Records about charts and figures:
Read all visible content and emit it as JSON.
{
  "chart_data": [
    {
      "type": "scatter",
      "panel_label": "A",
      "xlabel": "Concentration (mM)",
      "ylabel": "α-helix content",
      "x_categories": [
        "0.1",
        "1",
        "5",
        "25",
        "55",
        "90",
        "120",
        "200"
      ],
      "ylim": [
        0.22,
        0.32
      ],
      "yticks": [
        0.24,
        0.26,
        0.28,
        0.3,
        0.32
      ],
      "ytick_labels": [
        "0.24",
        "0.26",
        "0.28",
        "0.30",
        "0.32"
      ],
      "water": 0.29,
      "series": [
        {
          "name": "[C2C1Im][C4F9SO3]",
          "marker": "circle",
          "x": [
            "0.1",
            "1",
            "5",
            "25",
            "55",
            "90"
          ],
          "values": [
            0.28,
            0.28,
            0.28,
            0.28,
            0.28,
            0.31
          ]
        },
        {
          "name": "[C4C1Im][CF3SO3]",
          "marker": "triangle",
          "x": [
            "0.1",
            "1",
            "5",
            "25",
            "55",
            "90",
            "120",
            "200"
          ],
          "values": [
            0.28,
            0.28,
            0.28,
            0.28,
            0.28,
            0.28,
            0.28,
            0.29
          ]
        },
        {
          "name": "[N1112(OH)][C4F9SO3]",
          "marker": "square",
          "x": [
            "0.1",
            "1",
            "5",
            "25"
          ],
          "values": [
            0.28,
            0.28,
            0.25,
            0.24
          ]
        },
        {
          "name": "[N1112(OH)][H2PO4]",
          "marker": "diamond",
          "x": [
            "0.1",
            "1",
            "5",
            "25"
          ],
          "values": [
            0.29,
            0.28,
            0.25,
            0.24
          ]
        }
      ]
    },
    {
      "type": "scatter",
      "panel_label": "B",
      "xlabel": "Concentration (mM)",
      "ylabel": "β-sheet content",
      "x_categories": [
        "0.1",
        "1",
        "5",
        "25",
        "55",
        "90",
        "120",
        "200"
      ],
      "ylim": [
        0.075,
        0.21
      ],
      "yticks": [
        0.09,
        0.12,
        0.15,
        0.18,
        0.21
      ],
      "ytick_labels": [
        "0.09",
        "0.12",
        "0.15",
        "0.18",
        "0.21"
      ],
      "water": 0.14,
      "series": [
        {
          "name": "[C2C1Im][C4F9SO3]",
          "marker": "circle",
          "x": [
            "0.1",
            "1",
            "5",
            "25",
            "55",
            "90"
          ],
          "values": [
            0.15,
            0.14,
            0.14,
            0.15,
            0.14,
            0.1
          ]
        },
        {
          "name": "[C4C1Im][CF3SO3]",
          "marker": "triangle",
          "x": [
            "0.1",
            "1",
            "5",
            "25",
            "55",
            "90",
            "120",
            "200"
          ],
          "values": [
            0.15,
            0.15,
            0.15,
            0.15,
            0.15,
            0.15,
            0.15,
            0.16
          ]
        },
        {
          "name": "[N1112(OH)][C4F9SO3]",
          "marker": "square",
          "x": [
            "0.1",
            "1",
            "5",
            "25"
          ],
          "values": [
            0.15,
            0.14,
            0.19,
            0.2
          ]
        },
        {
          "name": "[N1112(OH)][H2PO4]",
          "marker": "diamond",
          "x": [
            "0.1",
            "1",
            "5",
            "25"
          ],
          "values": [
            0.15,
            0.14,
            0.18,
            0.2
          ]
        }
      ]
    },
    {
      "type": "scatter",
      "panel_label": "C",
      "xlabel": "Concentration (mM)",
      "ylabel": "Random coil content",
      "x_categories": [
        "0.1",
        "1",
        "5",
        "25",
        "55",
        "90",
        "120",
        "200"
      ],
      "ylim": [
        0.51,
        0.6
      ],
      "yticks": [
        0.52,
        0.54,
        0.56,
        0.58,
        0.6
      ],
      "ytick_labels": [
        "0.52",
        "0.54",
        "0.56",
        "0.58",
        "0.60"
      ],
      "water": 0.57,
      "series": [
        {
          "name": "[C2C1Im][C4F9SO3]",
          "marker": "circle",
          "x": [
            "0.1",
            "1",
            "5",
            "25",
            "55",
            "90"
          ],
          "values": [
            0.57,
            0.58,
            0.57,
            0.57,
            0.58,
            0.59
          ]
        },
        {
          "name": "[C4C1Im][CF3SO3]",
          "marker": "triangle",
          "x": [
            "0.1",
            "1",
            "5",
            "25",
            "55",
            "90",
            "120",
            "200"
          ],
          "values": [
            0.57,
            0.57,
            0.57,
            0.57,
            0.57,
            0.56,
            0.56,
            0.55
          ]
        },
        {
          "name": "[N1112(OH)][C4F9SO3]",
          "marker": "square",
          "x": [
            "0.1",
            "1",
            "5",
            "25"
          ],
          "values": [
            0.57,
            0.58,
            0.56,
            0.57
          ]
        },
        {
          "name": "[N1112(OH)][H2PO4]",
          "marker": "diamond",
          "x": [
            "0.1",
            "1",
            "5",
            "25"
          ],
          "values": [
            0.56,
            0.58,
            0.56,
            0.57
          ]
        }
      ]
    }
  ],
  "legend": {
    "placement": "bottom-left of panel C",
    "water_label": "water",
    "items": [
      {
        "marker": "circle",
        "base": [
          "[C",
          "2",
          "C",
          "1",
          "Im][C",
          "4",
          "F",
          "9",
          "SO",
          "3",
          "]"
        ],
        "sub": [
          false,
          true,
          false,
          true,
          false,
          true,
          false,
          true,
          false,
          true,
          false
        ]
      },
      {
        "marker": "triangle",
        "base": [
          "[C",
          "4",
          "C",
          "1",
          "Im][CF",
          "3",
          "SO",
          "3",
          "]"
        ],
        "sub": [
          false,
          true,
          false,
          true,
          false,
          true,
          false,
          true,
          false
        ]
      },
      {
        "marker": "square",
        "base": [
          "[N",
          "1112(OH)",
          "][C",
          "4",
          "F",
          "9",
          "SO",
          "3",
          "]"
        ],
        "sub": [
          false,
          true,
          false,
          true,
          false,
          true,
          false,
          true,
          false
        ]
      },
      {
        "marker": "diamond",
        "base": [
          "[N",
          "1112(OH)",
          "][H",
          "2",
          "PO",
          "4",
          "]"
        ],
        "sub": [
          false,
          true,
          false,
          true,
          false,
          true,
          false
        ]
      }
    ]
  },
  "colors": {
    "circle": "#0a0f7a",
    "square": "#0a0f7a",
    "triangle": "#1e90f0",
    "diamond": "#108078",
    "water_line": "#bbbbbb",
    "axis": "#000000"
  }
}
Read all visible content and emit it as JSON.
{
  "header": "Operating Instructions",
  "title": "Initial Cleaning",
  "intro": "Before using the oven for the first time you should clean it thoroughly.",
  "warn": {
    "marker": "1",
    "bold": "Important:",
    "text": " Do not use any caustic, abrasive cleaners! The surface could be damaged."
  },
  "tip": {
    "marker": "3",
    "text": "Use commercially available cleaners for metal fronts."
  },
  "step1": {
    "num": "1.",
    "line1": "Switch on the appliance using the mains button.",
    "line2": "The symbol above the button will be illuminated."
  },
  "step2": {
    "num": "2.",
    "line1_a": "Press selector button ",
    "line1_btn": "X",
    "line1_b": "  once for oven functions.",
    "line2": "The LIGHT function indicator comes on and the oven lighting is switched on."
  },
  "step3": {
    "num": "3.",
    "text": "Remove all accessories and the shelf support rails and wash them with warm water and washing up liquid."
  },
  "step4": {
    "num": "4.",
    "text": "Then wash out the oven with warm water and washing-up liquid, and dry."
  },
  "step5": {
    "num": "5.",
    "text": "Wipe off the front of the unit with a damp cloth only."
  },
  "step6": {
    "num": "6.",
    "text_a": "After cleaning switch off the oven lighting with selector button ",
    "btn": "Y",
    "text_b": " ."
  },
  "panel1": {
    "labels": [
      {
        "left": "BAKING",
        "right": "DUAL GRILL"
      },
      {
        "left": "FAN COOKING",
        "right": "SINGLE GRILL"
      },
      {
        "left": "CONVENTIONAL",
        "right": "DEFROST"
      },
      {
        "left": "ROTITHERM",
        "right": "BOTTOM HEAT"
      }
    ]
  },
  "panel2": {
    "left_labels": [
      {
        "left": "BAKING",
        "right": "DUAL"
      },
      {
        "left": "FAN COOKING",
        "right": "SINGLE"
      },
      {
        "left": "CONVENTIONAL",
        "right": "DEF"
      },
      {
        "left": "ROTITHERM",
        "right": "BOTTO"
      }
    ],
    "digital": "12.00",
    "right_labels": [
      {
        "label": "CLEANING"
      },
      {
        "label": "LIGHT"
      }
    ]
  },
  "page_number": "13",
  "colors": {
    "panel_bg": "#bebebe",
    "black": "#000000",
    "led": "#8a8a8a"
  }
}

Problem to work on: How many lines in these entries contain the string "liquid"? State the number and nothing more.

Reply: 2